WHAT THE EXERCISE ASKS: Can you reproduce the data beneath, keeping every line exact?
++++++++++++++++++++
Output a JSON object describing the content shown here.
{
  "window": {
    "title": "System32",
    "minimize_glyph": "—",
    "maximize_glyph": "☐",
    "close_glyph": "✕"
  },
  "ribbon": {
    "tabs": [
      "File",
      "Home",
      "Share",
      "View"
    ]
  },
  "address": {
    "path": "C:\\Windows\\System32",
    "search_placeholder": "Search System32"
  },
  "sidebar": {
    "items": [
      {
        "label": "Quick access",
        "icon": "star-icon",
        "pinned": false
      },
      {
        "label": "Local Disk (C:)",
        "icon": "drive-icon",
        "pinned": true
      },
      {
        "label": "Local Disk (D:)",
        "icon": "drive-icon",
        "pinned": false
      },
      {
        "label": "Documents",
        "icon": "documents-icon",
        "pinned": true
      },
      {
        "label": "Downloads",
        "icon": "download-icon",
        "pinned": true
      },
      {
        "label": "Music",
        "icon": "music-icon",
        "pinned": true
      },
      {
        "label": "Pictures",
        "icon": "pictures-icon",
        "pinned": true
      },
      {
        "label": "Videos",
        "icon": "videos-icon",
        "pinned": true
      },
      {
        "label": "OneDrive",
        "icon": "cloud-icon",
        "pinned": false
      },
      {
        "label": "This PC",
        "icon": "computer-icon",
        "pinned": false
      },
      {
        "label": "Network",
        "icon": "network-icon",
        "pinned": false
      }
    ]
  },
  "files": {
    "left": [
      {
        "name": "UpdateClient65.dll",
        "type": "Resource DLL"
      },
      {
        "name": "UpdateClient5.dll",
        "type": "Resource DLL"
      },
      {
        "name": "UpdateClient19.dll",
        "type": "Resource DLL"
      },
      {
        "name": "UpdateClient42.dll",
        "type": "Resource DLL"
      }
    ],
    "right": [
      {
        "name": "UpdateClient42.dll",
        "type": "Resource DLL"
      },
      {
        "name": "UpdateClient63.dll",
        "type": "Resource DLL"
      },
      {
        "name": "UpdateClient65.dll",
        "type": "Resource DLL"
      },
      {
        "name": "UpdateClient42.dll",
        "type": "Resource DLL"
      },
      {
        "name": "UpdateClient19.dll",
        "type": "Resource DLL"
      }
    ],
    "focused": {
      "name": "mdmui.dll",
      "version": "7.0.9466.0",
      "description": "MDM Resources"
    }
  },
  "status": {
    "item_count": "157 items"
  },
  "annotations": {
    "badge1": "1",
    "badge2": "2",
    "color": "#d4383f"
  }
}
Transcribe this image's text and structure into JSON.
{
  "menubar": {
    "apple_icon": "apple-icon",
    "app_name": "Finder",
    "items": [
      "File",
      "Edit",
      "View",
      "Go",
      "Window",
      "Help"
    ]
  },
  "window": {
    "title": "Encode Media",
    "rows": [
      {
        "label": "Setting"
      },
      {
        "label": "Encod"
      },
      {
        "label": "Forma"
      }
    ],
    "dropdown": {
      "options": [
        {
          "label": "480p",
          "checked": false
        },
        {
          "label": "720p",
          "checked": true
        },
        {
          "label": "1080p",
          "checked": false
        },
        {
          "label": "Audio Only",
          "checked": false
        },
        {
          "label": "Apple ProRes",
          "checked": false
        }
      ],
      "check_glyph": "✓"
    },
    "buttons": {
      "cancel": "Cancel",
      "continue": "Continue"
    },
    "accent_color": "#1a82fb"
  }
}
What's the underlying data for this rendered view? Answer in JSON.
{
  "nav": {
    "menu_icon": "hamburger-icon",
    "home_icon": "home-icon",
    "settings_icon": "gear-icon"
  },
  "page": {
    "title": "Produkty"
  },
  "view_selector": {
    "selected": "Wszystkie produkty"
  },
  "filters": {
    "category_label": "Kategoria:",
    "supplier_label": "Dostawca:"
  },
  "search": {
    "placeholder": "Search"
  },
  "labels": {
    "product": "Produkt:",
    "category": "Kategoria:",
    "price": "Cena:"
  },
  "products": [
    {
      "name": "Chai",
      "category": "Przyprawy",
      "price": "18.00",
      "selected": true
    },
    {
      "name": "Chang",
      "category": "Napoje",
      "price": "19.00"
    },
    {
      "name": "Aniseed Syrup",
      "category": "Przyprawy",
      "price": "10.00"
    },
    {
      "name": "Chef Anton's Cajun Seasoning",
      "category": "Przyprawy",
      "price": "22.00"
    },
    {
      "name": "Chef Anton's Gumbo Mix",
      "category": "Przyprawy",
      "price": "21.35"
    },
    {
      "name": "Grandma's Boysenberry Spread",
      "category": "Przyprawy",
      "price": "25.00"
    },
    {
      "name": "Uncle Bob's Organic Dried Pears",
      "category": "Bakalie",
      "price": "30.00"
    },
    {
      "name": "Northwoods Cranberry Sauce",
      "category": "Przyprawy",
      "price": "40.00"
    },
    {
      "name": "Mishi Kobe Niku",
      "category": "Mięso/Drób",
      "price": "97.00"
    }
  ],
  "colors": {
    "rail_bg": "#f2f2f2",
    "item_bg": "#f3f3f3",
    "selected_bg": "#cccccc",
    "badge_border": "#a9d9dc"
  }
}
++++++++++++++++++++
RESPONSE TO THE EXERCISE:
Output a JSON object describing the content shown here.
{
  "window": {
    "title": "System32",
    "minimize_glyph": "—",
    "maximize_glyph": "☐",
    "close_glyph": "✕"
  },
  "ribbon": {
    "tabs": [
      "File",
      "Home",
      "Share",
      "View"
    ]
  },
  "address": {
    "path": "C:\\Windows\\System32",
    "search_placeholder": "Search System32"
  },
  "sidebar": {
    "items": [
      {
        "label": "Quick access",
        "icon": "star-icon",
        "pinned": false
      },
      {
        "label": "Local Disk (C:)",
        "icon": "drive-icon",
        "pinned": true
      },
      {
        "label": "Local Disk (D:)",
        "icon": "drive-icon",
        "pinned": false
      },
      {
        "label": "Documents",
        "icon": "documents-icon",
        "pinned": true
      },
      {
        "label": "Downloads",
        "icon": "download-icon",
        "pinned": true
      },
      {
        "label": "Music",
        "icon": "music-icon",
        "pinned": true
      },
      {
        "label": "Pictures",
        "icon": "pictures-icon",
        "pinned": true
      },
      {
        "label": "Videos",
        "icon": "videos-icon",
        "pinned": true
      },
      {
        "label": "OneDrive",
        "icon": "cloud-icon",
        "pinned": false
      },
      {
        "label": "This PC",
        "icon": "computer-icon",
        "pinned": false
      },
      {
        "label": "Network",
        "icon": "network-icon",
        "pinned": false
      }
    ]
  },
  "files": {
    "left": [
      {
        "name": "UpdateClient65.dll",
        "type": "Resource DLL"
      },
      {
        "name": "UpdateClient5.dll",
        "type": "Resource DLL"
      },
      {
        "name": "UpdateClient19.dll",
        "type": "Resource DLL"
      },
      {
        "name": "UpdateClient42.dll",
        "type": "Resource DLL"
      }
    ],
    "right": [
      {
        "name": "UpdateClient42.dll",
        "type": "Resource DLL"
      },
      {
        "name": "UpdateClient63.dll",
        "type": "Resource DLL"
      },
      {
        "name": "UpdateClient65.dll",
        "type": "Resource DLL"
      },
      {
        "name": "UpdateClient42.dll",
        "type": "Resource DLL"
      },
      {
        "name": "UpdateClient19.dll",
        "type": "Resource DLL"
      }
    ],
    "focused": {
      "name": "mdmui.dll",
      "version": "7.0.9466.0",
      "description": "MDM Resources"
    }
  },
  "status": {
    "item_count": "157 items"
  },
  "annotations": {
    "badge1": "1",
    "badge2": "2",
    "color": "#d4383f"
  }
}
Transcribe this image's text and structure into JSON.
{
  "menubar": {
    "apple_icon": "apple-icon",
    "app_name": "Finder",
    "items": [
      "File",
      "Edit",
      "View",
      "Go",
      "Window",
      "Help"
    ]
  },
  "window": {
    "title": "Encode Media",
    "rows": [
      {
        "label": "Setting"
      },
      {
        "label": "Encod"
      },
      {
        "label": "Forma"
      }
    ],
    "dropdown": {
      "options": [
        {
          "label": "480p",
          "checked": false
        },
        {
          "label": "720p",
          "checked": true
        },
        {
          "label": "1080p",
          "checked": false
        },
        {
          "label": "Audio Only",
          "checked": false
        },
        {
          "label": "Apple ProRes",
          "checked": false
        }
      ],
      "check_glyph": "✓"
    },
    "buttons": {
      "cancel": "Cancel",
      "continue": "Continue"
    },
    "accent_color": "#1a82fb"
  }
}
What's the underlying data for this rendered view? Answer in JSON.
{
  "nav": {
    "menu_icon": "hamburger-icon",
    "home_icon": "home-icon",
    "settings_icon": "gear-icon"
  },
  "page": {
    "title": "Produkty"
  },
  "view_selector": {
    "selected": "Wszystkie produkty"
  },
  "filters": {
    "category_label": "Kategoria:",
    "supplier_label": "Dostawca:"
  },
  "search": {
    "placeholder": "Search"
  },
  "labels": {
    "product": "Produkt:",
    "category": "Kategoria:",
    "price": "Cena:"
  },
  "products": [
    {
      "name": "Chai",
      "category": "Przyprawy",
      "price": "18.00",
      "selected": true
    },
    {
      "name": "Chang",
      "category": "Napoje",
      "price": "19.00"
    },
    {
      "name": "Aniseed Syrup",
      "category": "Przyprawy",
      "price": "10.00"
    },
    {
      "name": "Chef Anton's Cajun Seasoning",
      "category": "Przyprawy",
      "price": "22.00"
    },
    {
      "name": "Chef Anton's Gumbo Mix",
      "category": "Przyprawy",
      "price": "21.35"
    },
    {
      "name": "Grandma's Boysenberry Spread",
      "category": "Przyprawy",
      "price": "25.00"
    },
    {
      "name": "Uncle Bob's Organic Dried Pears",
      "category": "Bakalie",
      "price": "30.00"
    },
    {
      "name": "Northwoods Cranberry Sauce",
      "category": "Przyprawy",
      "price": "40.00"
    },
    {
      "name": "Mishi Kobe Niku",
      "category": "Mięso/Drób",
      "price": "97.00"
    }
  ],
  "colors": {
    "rail_bg": "#f2f2f2",
    "item_bg": "#f3f3f3",
    "selected_bg": "#cccccc",
    "badge_border": "#a9d9dc"
  }
}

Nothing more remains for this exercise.